● EXERCISE INSTRUCTIONS: Retype all of the listing exactly, passing over any picture you find.

┄┄┄┄┄┄┄┄┄┄┄┄┄┄┄┄┄┄┄┄

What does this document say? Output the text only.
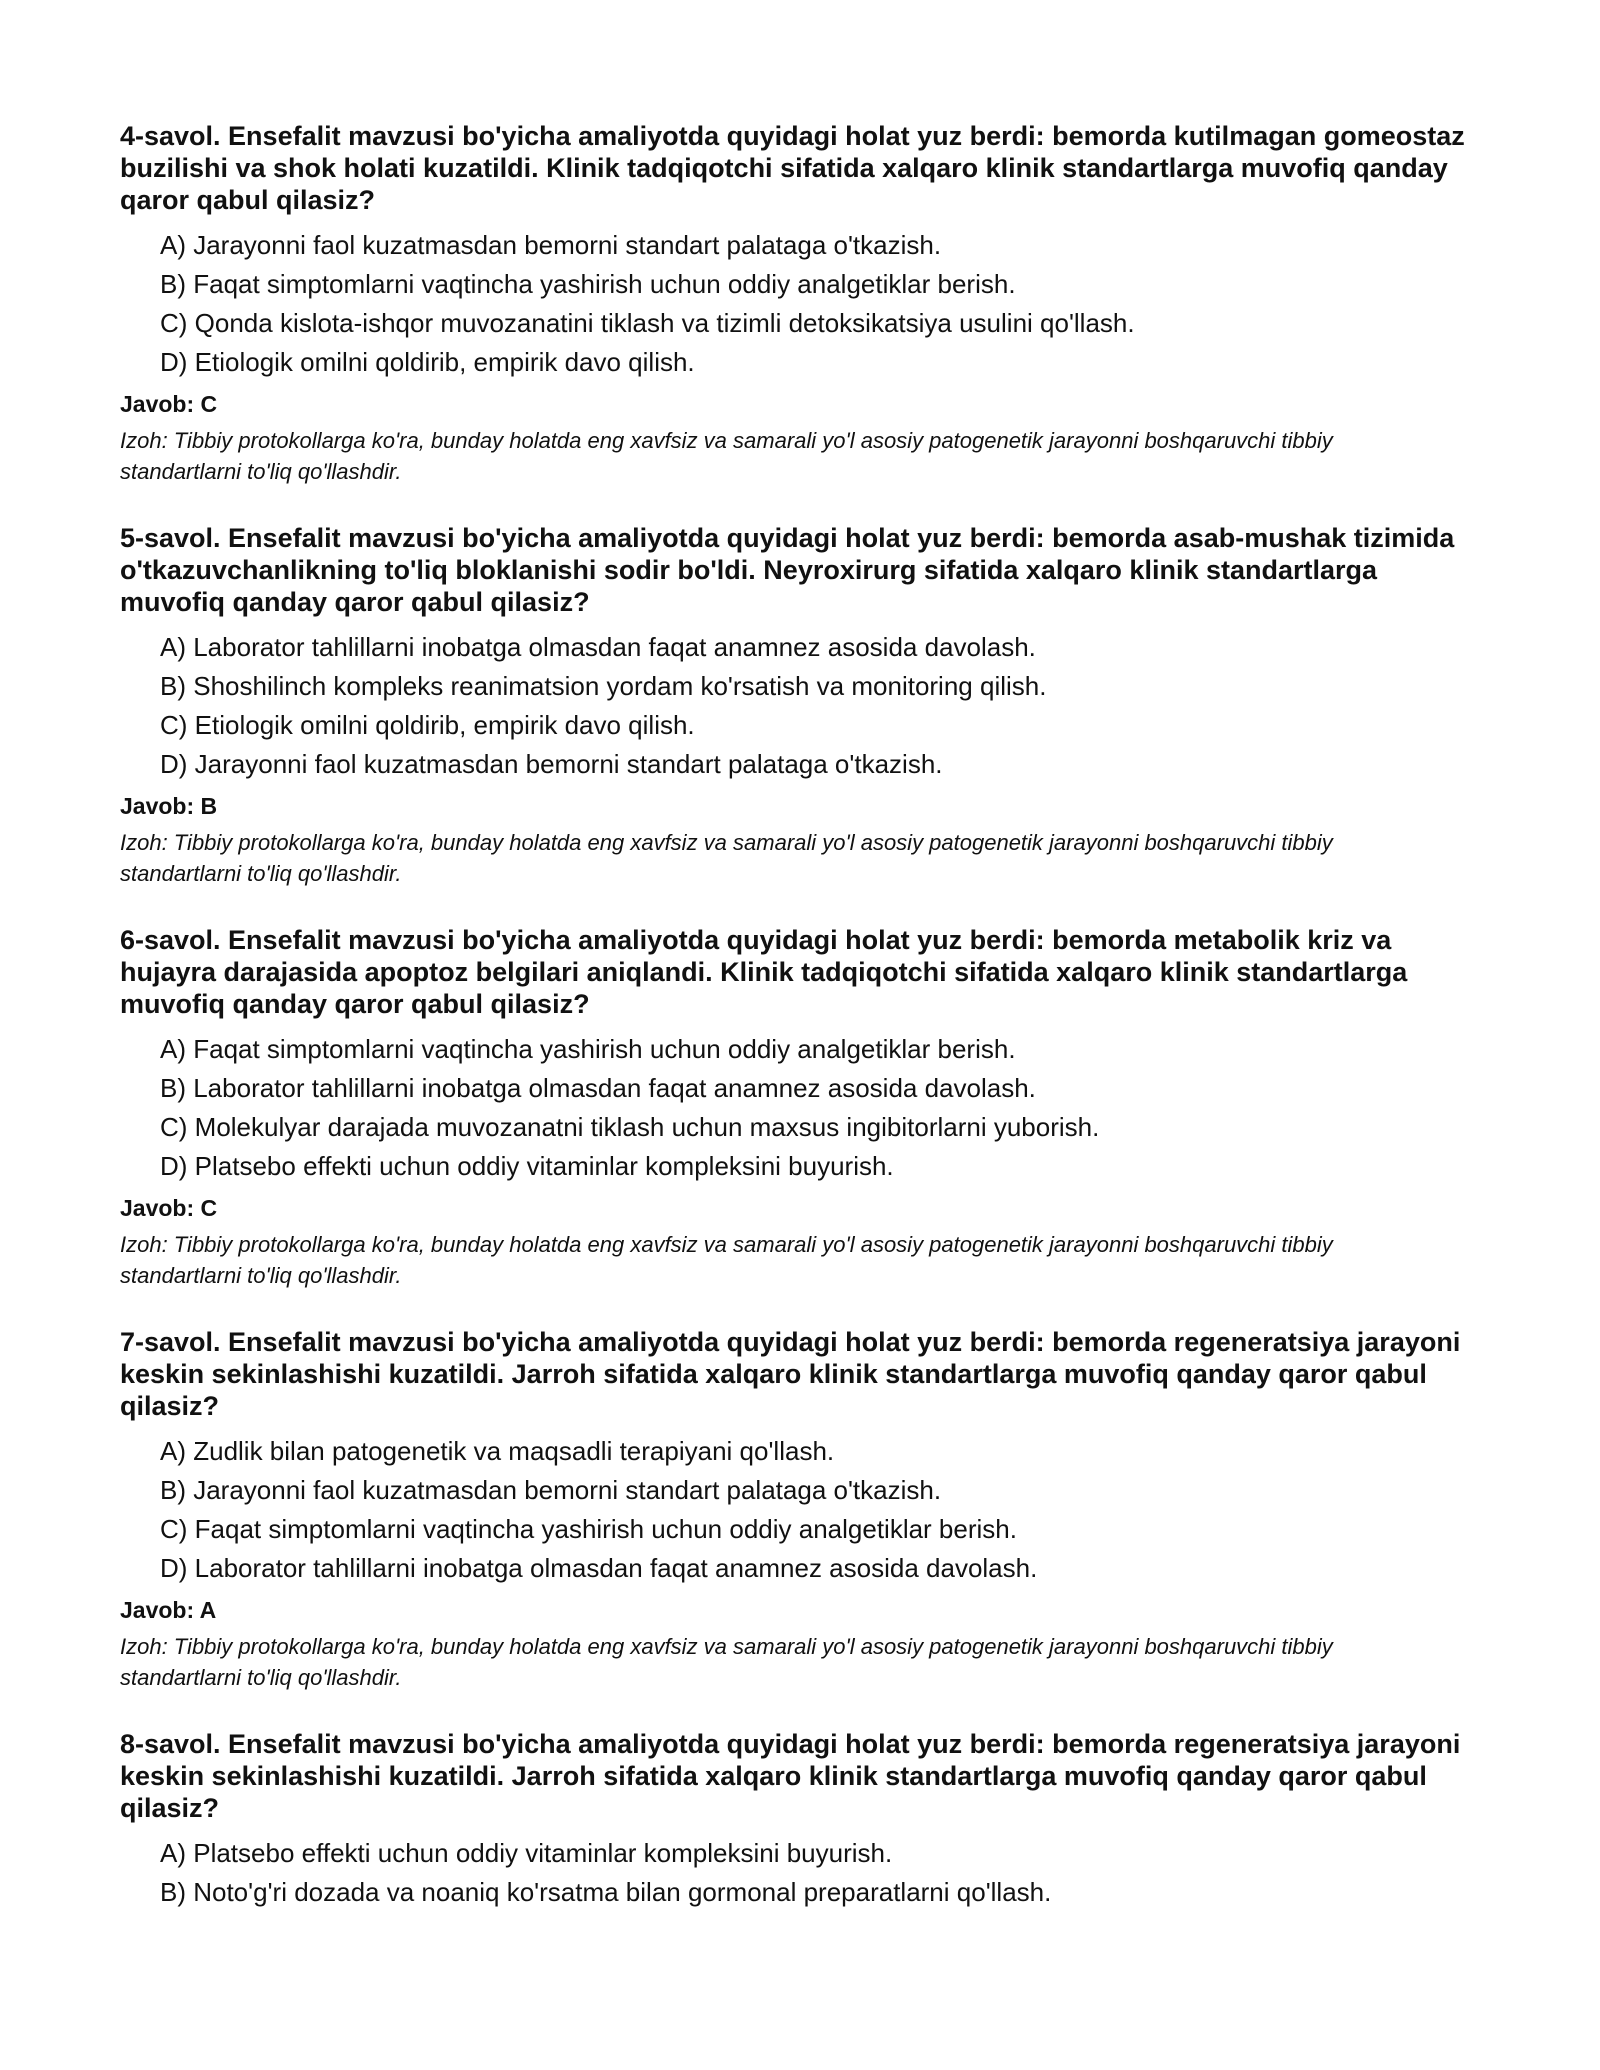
4-savol. Ensefalit mavzusi bo'yicha amaliyotda quyidagi holat yuz berdi: bemorda kutilmagan gomeostaz buzilishi va shok holati kuzatildi. Klinik tadqiqotchi sifatida xalqaro klinik standartlarga muvofiq qanday qaror qabul qilasiz?

A) Jarayonni faol kuzatmasdan bemorni standart palataga o'tkazish.
B) Faqat simptomlarni vaqtincha yashirish uchun oddiy analgetiklar berish.
C) Qonda kislota-ishqor muvozanatini tiklash va tizimli detoksikatsiya usulini qo'llash.
D) Etiologik omilni qoldirib, empirik davo qilish.

Javob: C

Izoh: Tibbiy protokollarga ko'ra, bunday holatda eng xavfsiz va samarali yo'l asosiy patogenetik jarayonni boshqaruvchi tibbiy standartlarni to'liq qo'llashdir.

5-savol. Ensefalit mavzusi bo'yicha amaliyotda quyidagi holat yuz berdi: bemorda asab-mushak tizimida o'tkazuvchanlikning to'liq bloklanishi sodir bo'ldi. Neyroxirurg sifatida xalqaro klinik standartlarga muvofiq qanday qaror qabul qilasiz?

A) Laborator tahlillarni inobatga olmasdan faqat anamnez asosida davolash.
B) Shoshilinch kompleks reanimatsion yordam ko'rsatish va monitoring qilish.
C) Etiologik omilni qoldirib, empirik davo qilish.
D) Jarayonni faol kuzatmasdan bemorni standart palataga o'tkazish.

Javob: B

Izoh: Tibbiy protokollarga ko'ra, bunday holatda eng xavfsiz va samarali yo'l asosiy patogenetik jarayonni boshqaruvchi tibbiy standartlarni to'liq qo'llashdir.

6-savol. Ensefalit mavzusi bo'yicha amaliyotda quyidagi holat yuz berdi: bemorda metabolik kriz va hujayra darajasida apoptoz belgilari aniqlandi. Klinik tadqiqotchi sifatida xalqaro klinik standartlarga muvofiq qanday qaror qabul qilasiz?

A) Faqat simptomlarni vaqtincha yashirish uchun oddiy analgetiklar berish.
B) Laborator tahlillarni inobatga olmasdan faqat anamnez asosida davolash.
C) Molekulyar darajada muvozanatni tiklash uchun maxsus ingibitorlarni yuborish.
D) Platsebo effekti uchun oddiy vitaminlar kompleksini buyurish.

Javob: C

Izoh: Tibbiy protokollarga ko'ra, bunday holatda eng xavfsiz va samarali yo'l asosiy patogenetik jarayonni boshqaruvchi tibbiy standartlarni to'liq qo'llashdir.

7-savol. Ensefalit mavzusi bo'yicha amaliyotda quyidagi holat yuz berdi: bemorda regeneratsiya jarayoni keskin sekinlashishi kuzatildi. Jarroh sifatida xalqaro klinik standartlarga muvofiq qanday qaror qabul qilasiz?

A) Zudlik bilan patogenetik va maqsadli terapiyani qo'llash.
B) Jarayonni faol kuzatmasdan bemorni standart palataga o'tkazish.
C) Faqat simptomlarni vaqtincha yashirish uchun oddiy analgetiklar berish.
D) Laborator tahlillarni inobatga olmasdan faqat anamnez asosida davolash.

Javob: A

Izoh: Tibbiy protokollarga ko'ra, bunday holatda eng xavfsiz va samarali yo'l asosiy patogenetik jarayonni boshqaruvchi tibbiy standartlarni to'liq qo'llashdir.

8-savol. Ensefalit mavzusi bo'yicha amaliyotda quyidagi holat yuz berdi: bemorda regeneratsiya jarayoni keskin sekinlashishi kuzatildi. Jarroh sifatida xalqaro klinik standartlarga muvofiq qanday qaror qabul qilasiz?

A) Platsebo effekti uchun oddiy vitaminlar kompleksini buyurish.
B) Noto'g'ri dozada va noaniq ko'rsatma bilan gormonal preparatlarni qo'llash.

┄┄┄┄┄┄┄┄┄┄┄┄┄┄┄┄┄┄┄┄

● TASK SOLUTION:
What does this document say? Output the text only.
4-savol. Ensefalit mavzusi bo'yicha amaliyotda quyidagi holat yuz berdi: bemorda kutilmagan gomeostaz buzilishi va shok holati kuzatildi. Klinik tadqiqotchi sifatida xalqaro klinik standartlarga muvofiq qanday qaror qabul qilasiz?

A) Jarayonni faol kuzatmasdan bemorni standart palataga o'tkazish.
B) Faqat simptomlarni vaqtincha yashirish uchun oddiy analgetiklar berish.
C) Qonda kislota-ishqor muvozanatini tiklash va tizimli detoksikatsiya usulini qo'llash.
D) Etiologik omilni qoldirib, empirik davo qilish.

Javob: C

Izoh: Tibbiy protokollarga ko'ra, bunday holatda eng xavfsiz va samarali yo'l asosiy patogenetik jarayonni boshqaruvchi tibbiy standartlarni to'liq qo'llashdir.

5-savol. Ensefalit mavzusi bo'yicha amaliyotda quyidagi holat yuz berdi: bemorda asab-mushak tizimida o'tkazuvchanlikning to'liq bloklanishi sodir bo'ldi. Neyroxirurg sifatida xalqaro klinik standartlarga muvofiq qanday qaror qabul qilasiz?

A) Laborator tahlillarni inobatga olmasdan faqat anamnez asosida davolash.
B) Shoshilinch kompleks reanimatsion yordam ko'rsatish va monitoring qilish.
C) Etiologik omilni qoldirib, empirik davo qilish.
D) Jarayonni faol kuzatmasdan bemorni standart palataga o'tkazish.

Javob: B

Izoh: Tibbiy protokollarga ko'ra, bunday holatda eng xavfsiz va samarali yo'l asosiy patogenetik jarayonni boshqaruvchi tibbiy standartlarni to'liq qo'llashdir.

6-savol. Ensefalit mavzusi bo'yicha amaliyotda quyidagi holat yuz berdi: bemorda metabolik kriz va hujayra darajasida apoptoz belgilari aniqlandi. Klinik tadqiqotchi sifatida xalqaro klinik standartlarga muvofiq qanday qaror qabul qilasiz?

A) Faqat simptomlarni vaqtincha yashirish uchun oddiy analgetiklar berish.
B) Laborator tahlillarni inobatga olmasdan faqat anamnez asosida davolash.
C) Molekulyar darajada muvozanatni tiklash uchun maxsus ingibitorlarni yuborish.
D) Platsebo effekti uchun oddiy vitaminlar kompleksini buyurish.

Javob: C

Izoh: Tibbiy protokollarga ko'ra, bunday holatda eng xavfsiz va samarali yo'l asosiy patogenetik jarayonni boshqaruvchi tibbiy standartlarni to'liq qo'llashdir.

7-savol. Ensefalit mavzusi bo'yicha amaliyotda quyidagi holat yuz berdi: bemorda regeneratsiya jarayoni keskin sekinlashishi kuzatildi. Jarroh sifatida xalqaro klinik standartlarga muvofiq qanday qaror qabul qilasiz?

A) Zudlik bilan patogenetik va maqsadli terapiyani qo'llash.
B) Jarayonni faol kuzatmasdan bemorni standart palataga o'tkazish.
C) Faqat simptomlarni vaqtincha yashirish uchun oddiy analgetiklar berish.
D) Laborator tahlillarni inobatga olmasdan faqat anamnez asosida davolash.

Javob: A

Izoh: Tibbiy protokollarga ko'ra, bunday holatda eng xavfsiz va samarali yo'l asosiy patogenetik jarayonni boshqaruvchi tibbiy standartlarni to'liq qo'llashdir.

8-savol. Ensefalit mavzusi bo'yicha amaliyotda quyidagi holat yuz berdi: bemorda regeneratsiya jarayoni keskin sekinlashishi kuzatildi. Jarroh sifatida xalqaro klinik standartlarga muvofiq qanday qaror qabul qilasiz?

A) Platsebo effekti uchun oddiy vitaminlar kompleksini buyurish.
B) Noto'g'ri dozada va noaniq ko'rsatma bilan gormonal preparatlarni qo'llash.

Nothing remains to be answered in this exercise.